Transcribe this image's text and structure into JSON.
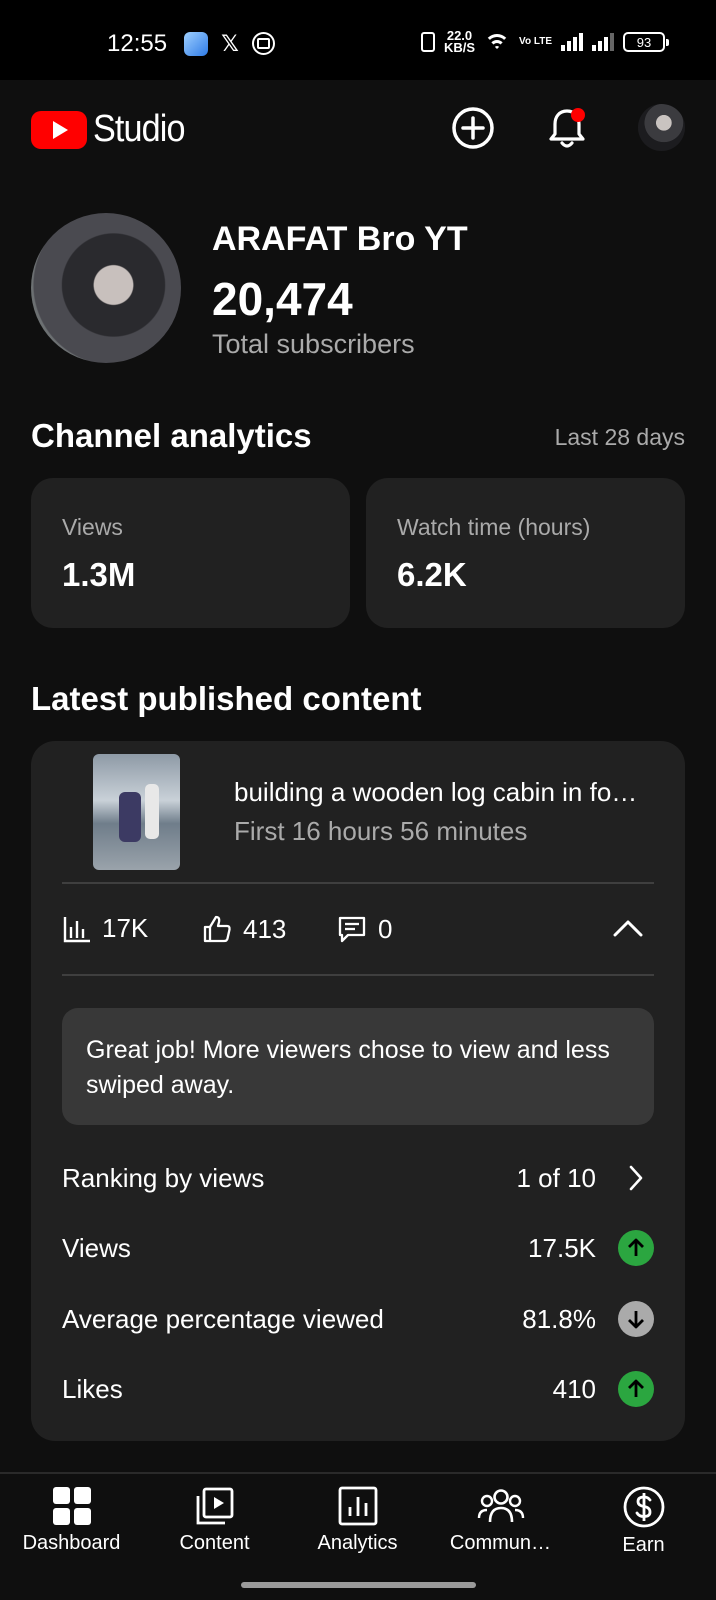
{
  "status_bar": {
    "time": "12:55",
    "net_speed_value": "22.0",
    "net_speed_unit": "KB/S",
    "volte": "Vo LTE",
    "battery": "93"
  },
  "app": {
    "logo_text": "Studio",
    "brand_color": "#ff0000"
  },
  "channel": {
    "name": "ARAFAT Bro YT",
    "subscribers": "20,474",
    "subscribers_label": "Total subscribers"
  },
  "analytics": {
    "title": "Channel analytics",
    "period": "Last 28 days",
    "metrics": [
      {
        "label": "Views",
        "value": "1.3M"
      },
      {
        "label": "Watch time (hours)",
        "value": "6.2K"
      }
    ]
  },
  "latest": {
    "title": "Latest published content",
    "video_title": "building a wooden log cabin in fo…",
    "video_subtitle": "First 16 hours 56 minutes",
    "stats": {
      "views": "17K",
      "likes": "413",
      "comments": "0"
    },
    "tip": "Great job! More viewers chose to view and less swiped away.",
    "rows": [
      {
        "label": "Ranking by views",
        "value": "1 of 10",
        "indicator": "chevron-right"
      },
      {
        "label": "Views",
        "value": "17.5K",
        "indicator": "arrow-up"
      },
      {
        "label": "Average percentage viewed",
        "value": "81.8%",
        "indicator": "arrow-down"
      },
      {
        "label": "Likes",
        "value": "410",
        "indicator": "arrow-up"
      }
    ],
    "up_color": "#2ba640",
    "down_color": "#aaaaaa"
  },
  "bottom_nav": [
    {
      "label": "Dashboard",
      "icon": "dashboard-icon"
    },
    {
      "label": "Content",
      "icon": "content-icon"
    },
    {
      "label": "Analytics",
      "icon": "analytics-icon"
    },
    {
      "label": "Commun…",
      "icon": "community-icon"
    },
    {
      "label": "Earn",
      "icon": "earn-icon"
    }
  ]
}
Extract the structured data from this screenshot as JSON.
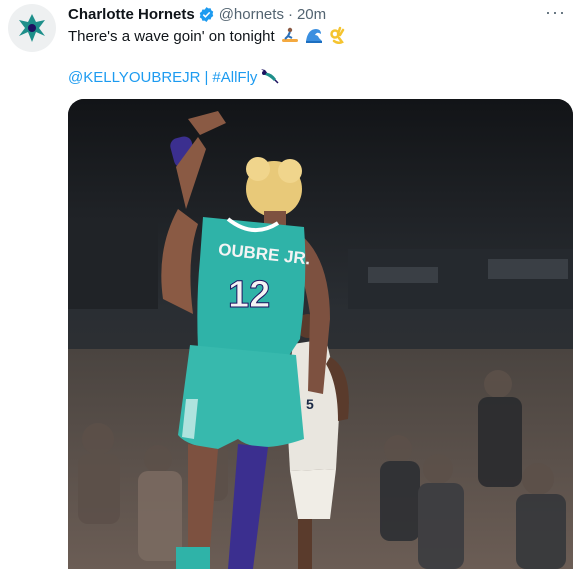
{
  "tweet": {
    "display_name": "Charlotte Hornets",
    "handle": "@hornets",
    "separator": "·",
    "time": "20m",
    "text": "There's a wave goin' on tonight",
    "emojis": [
      "surfer-icon",
      "wave-icon",
      "ok-hand-icon"
    ],
    "mention": "@KELLYOUBREJR",
    "link_separator": "|",
    "hashtag": "#AllFly",
    "hashtag_emoji": "hornet-icon",
    "more_label": "···"
  },
  "media": {
    "jersey_name": "OUBRE JR.",
    "jersey_number": "12",
    "opponent_number": "5",
    "colors": {
      "jersey_teal": "#2fb3a8",
      "shorts_teal": "#37b9ad",
      "dark_background": "#1b1e22",
      "hair": "#e8c979",
      "skin": "#8a5a44"
    }
  }
}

#### Given task
Quote all the records verbatim, dropping any pictures from your copy.

#### Task solution
Transcribe this image's text and structure into JSON.
{
  "status_bar": {
    "time": "12:55",
    "net_speed_value": "22.0",
    "net_speed_unit": "KB/S",
    "volte": "Vo LTE",
    "battery": "93"
  },
  "app": {
    "logo_text": "Studio",
    "brand_color": "#ff0000"
  },
  "channel": {
    "name": "ARAFAT Bro YT",
    "subscribers": "20,474",
    "subscribers_label": "Total subscribers"
  },
  "analytics": {
    "title": "Channel analytics",
    "period": "Last 28 days",
    "metrics": [
      {
        "label": "Views",
        "value": "1.3M"
      },
      {
        "label": "Watch time (hours)",
        "value": "6.2K"
      }
    ]
  },
  "latest": {
    "title": "Latest published content",
    "video_title": "building a wooden log cabin in fo…",
    "video_subtitle": "First 16 hours 56 minutes",
    "stats": {
      "views": "17K",
      "likes": "413",
      "comments": "0"
    },
    "tip": "Great job! More viewers chose to view and less swiped away.",
    "rows": [
      {
        "label": "Ranking by views",
        "value": "1 of 10",
        "indicator": "chevron-right"
      },
      {
        "label": "Views",
        "value": "17.5K",
        "indicator": "arrow-up"
      },
      {
        "label": "Average percentage viewed",
        "value": "81.8%",
        "indicator": "arrow-down"
      },
      {
        "label": "Likes",
        "value": "410",
        "indicator": "arrow-up"
      }
    ],
    "up_color": "#2ba640",
    "down_color": "#aaaaaa"
  },
  "bottom_nav": [
    {
      "label": "Dashboard",
      "icon": "dashboard-icon"
    },
    {
      "label": "Content",
      "icon": "content-icon"
    },
    {
      "label": "Analytics",
      "icon": "analytics-icon"
    },
    {
      "label": "Commun…",
      "icon": "community-icon"
    },
    {
      "label": "Earn",
      "icon": "earn-icon"
    }
  ]
}
Extract the structured data from this screenshot as JSON.
{
  "tweet": {
    "display_name": "Charlotte Hornets",
    "handle": "@hornets",
    "separator": "·",
    "time": "20m",
    "text": "There's a wave goin' on tonight",
    "emojis": [
      "surfer-icon",
      "wave-icon",
      "ok-hand-icon"
    ],
    "mention": "@KELLYOUBREJR",
    "link_separator": "|",
    "hashtag": "#AllFly",
    "hashtag_emoji": "hornet-icon",
    "more_label": "···"
  },
  "media": {
    "jersey_name": "OUBRE JR.",
    "jersey_number": "12",
    "opponent_number": "5",
    "colors": {
      "jersey_teal": "#2fb3a8",
      "shorts_teal": "#37b9ad",
      "dark_background": "#1b1e22",
      "hair": "#e8c979",
      "skin": "#8a5a44"
    }
  }
}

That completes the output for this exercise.